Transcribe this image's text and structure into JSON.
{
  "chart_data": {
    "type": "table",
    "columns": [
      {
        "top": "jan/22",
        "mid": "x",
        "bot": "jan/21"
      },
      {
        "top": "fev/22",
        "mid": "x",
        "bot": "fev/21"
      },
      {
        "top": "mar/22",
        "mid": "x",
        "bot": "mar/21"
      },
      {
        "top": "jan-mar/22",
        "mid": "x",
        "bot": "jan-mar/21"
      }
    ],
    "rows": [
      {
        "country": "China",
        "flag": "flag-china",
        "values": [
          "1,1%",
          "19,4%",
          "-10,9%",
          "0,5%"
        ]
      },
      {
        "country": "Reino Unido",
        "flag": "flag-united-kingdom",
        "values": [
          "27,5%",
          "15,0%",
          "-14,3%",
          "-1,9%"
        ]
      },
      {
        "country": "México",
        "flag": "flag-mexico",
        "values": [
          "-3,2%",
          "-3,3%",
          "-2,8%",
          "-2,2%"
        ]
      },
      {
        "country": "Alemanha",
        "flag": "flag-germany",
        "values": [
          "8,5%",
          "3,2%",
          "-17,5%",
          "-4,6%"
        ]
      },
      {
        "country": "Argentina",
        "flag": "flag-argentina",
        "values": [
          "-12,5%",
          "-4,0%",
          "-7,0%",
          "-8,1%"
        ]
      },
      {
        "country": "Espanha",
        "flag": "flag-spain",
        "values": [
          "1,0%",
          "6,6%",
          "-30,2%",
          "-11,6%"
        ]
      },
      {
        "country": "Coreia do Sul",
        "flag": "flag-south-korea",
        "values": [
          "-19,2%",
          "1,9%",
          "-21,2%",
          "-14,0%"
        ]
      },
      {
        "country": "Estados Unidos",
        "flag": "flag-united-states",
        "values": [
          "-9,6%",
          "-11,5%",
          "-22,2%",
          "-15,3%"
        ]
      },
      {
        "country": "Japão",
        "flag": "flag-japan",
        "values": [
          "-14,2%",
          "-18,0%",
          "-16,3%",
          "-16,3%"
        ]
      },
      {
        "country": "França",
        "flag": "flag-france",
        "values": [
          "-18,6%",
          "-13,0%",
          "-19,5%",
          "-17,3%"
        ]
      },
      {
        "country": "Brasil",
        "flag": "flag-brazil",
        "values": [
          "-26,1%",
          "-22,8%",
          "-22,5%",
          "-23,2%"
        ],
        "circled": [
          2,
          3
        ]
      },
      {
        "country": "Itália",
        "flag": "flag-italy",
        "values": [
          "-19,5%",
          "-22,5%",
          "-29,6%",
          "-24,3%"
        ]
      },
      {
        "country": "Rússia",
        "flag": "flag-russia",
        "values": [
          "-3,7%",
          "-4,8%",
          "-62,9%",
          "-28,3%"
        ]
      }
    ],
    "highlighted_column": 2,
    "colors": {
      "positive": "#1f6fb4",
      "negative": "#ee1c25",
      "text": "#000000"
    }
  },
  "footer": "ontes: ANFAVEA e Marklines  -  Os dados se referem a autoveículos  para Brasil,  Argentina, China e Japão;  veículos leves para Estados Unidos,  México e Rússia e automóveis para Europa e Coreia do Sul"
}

Task brief: Look over the records above and copy each line that includes the string "text".

Answer for the task:
Transcribe this image's text and structure into JSON.
      "text": "#000000"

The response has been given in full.